*Aim of the exercise*
Pick out each line in these entries that contains the string "frac".

====== Dataset excerpts ======

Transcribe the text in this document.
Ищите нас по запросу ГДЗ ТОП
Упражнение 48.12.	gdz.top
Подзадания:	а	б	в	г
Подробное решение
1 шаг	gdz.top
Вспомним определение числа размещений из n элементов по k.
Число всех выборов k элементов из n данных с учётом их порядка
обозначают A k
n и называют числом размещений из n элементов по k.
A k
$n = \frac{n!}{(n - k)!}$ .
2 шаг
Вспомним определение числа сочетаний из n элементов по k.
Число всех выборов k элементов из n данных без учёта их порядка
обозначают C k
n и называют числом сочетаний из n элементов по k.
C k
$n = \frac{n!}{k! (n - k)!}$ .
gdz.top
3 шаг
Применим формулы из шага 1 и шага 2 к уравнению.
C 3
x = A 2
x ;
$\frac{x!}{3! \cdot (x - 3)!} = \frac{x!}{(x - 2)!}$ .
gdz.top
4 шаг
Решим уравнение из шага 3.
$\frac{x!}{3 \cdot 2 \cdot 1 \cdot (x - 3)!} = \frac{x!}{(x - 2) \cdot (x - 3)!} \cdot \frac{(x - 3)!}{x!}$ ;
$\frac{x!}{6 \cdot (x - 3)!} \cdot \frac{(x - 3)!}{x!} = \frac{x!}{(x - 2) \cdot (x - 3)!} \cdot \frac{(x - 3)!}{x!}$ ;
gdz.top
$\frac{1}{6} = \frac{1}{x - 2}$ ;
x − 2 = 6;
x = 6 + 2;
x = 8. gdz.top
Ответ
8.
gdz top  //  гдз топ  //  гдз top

======

*Answer in full*
$n = \frac{n!}{(n - k)!}$ .
$n = \frac{n!}{k! (n - k)!}$ .
$\frac{x!}{3! \cdot (x - 3)!} = \frac{x!}{(x - 2)!}$ .
$\frac{x!}{3 \cdot 2 \cdot 1 \cdot (x - 3)!} = \frac{x!}{(x - 2) \cdot (x - 3)!} \cdot \frac{(x - 3)!}{x!}$ ;
$\frac{x!}{6 \cdot (x - 3)!} \cdot \frac{(x - 3)!}{x!} = \frac{x!}{(x - 2) \cdot (x - 3)!} \cdot \frac{(x - 3)!}{x!}$ ;
$\frac{1}{6} = \frac{1}{x - 2}$ ;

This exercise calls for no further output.